Each line of the listing that contains the word "Feiler" is to be copied.

— BEGIN SUPPLIED INFORMATION —

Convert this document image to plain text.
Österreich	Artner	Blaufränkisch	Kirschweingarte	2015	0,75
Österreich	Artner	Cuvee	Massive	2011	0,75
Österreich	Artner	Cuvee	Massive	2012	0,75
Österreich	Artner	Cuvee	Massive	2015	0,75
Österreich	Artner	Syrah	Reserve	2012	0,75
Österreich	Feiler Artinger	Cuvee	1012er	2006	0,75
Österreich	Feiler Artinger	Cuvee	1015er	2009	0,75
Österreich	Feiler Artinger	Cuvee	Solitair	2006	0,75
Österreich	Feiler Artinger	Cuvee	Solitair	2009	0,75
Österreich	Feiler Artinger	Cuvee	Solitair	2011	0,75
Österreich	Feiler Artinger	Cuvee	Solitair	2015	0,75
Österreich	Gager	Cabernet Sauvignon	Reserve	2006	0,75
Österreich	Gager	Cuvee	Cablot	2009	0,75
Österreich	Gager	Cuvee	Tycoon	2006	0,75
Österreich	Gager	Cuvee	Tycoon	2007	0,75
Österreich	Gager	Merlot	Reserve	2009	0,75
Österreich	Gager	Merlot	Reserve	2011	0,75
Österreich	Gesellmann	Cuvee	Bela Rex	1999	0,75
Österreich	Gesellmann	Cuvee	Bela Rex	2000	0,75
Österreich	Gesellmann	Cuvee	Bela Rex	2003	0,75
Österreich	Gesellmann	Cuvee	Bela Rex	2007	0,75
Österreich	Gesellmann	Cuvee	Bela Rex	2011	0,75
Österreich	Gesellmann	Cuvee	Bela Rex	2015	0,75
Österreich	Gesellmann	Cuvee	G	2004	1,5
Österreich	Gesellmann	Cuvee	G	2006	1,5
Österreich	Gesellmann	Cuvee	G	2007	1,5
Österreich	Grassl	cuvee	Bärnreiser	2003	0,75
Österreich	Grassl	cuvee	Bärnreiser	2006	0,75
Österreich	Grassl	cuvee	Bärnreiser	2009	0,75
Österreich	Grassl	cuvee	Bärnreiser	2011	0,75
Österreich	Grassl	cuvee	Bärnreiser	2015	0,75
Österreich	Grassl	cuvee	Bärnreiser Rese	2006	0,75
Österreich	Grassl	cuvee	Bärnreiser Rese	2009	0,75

— END SUPPLIED INFORMATION —

• [RIGHT ANSWER]:
Österreich	Feiler Artinger	Cuvee	1012er	2006	0,75
Österreich	Feiler Artinger	Cuvee	1015er	2009	0,75
Österreich	Feiler Artinger	Cuvee	Solitair	2006	0,75
Österreich	Feiler Artinger	Cuvee	Solitair	2009	0,75
Österreich	Feiler Artinger	Cuvee	Solitair	2011	0,75
Österreich	Feiler Artinger	Cuvee	Solitair	2015	0,75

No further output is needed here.